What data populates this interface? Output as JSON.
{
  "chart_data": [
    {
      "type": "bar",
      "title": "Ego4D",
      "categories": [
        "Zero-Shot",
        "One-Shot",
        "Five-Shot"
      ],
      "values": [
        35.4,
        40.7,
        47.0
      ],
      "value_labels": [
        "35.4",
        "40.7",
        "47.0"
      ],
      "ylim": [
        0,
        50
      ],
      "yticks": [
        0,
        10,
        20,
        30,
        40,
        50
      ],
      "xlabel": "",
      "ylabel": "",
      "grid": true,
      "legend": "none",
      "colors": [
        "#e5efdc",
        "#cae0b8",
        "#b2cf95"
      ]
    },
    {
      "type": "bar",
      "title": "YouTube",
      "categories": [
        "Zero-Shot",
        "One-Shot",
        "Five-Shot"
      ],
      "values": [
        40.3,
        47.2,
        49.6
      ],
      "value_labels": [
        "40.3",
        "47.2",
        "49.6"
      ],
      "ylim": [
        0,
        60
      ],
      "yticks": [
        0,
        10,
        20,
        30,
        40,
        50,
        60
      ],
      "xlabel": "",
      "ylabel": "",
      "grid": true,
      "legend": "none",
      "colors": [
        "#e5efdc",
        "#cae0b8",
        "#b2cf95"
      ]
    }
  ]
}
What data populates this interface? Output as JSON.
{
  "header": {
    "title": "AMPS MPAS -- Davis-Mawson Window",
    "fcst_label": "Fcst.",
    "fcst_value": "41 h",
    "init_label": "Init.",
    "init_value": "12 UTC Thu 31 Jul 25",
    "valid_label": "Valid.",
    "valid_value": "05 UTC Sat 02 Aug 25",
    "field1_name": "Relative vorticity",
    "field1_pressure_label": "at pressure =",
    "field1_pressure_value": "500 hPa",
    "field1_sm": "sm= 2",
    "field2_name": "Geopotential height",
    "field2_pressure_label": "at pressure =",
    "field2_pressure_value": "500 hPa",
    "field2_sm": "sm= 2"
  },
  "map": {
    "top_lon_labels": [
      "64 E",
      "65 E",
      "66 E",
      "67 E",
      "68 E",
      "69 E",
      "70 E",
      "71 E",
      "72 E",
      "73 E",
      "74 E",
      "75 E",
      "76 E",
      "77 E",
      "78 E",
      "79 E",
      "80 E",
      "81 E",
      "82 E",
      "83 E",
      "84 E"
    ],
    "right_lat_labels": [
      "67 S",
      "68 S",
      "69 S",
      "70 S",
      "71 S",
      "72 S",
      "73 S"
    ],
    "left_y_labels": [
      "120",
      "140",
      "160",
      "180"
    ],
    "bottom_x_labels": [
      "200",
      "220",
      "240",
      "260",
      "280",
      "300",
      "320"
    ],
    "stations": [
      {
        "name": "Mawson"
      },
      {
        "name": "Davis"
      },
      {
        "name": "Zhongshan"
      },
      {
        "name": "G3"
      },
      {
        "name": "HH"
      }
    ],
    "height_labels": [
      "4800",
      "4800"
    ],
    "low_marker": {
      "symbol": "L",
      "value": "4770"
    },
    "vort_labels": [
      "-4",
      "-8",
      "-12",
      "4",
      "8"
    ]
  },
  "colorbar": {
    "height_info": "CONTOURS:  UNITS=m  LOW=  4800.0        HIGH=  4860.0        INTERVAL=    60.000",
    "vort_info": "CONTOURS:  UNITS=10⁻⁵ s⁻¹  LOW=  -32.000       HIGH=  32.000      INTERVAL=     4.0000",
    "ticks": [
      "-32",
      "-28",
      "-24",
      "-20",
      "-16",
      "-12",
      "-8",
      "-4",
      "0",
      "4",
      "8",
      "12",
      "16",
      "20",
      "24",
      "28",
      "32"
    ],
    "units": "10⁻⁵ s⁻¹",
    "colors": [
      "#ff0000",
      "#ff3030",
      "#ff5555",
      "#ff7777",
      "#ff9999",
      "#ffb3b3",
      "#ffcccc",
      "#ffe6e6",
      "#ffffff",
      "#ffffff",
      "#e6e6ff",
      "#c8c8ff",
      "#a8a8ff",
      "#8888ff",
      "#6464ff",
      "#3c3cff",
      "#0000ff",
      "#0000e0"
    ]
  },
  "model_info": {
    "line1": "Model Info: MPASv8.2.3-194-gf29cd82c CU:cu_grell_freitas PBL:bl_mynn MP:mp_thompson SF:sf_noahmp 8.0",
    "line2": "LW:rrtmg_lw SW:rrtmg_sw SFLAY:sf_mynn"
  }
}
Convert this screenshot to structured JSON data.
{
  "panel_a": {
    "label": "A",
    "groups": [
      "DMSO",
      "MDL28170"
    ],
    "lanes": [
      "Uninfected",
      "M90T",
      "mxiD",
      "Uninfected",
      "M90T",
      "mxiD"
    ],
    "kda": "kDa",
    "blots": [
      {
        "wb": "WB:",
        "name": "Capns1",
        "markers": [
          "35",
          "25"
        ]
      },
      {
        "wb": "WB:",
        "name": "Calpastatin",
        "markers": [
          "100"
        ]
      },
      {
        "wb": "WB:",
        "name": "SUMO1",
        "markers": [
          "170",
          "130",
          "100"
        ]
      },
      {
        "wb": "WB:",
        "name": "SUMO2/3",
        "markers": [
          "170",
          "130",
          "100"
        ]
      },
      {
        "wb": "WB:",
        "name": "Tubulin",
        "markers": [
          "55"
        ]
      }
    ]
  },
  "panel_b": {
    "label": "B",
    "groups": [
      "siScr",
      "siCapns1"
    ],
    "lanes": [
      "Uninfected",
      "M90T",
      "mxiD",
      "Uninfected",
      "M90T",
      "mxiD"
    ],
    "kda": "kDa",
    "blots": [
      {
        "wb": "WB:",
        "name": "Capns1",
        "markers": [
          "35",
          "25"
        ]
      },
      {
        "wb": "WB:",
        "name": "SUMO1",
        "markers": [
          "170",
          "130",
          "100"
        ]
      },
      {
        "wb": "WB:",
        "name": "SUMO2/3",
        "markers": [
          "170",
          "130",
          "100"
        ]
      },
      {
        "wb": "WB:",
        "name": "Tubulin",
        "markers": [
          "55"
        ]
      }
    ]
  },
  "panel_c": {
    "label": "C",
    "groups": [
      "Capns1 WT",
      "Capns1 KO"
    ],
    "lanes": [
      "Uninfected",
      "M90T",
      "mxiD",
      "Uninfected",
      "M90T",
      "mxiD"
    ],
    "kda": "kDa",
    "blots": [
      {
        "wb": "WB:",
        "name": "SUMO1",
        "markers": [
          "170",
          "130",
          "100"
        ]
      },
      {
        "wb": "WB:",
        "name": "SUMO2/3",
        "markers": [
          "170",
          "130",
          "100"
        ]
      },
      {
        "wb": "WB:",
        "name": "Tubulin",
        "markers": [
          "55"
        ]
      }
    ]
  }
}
- - -
WHAT TO PRODUCE —
Show the lines of the records that include the string "Davis".

CORRECT RESULT —
    "title": "AMPS MPAS -- Davis-Mawson Window",
        "name": "Davis"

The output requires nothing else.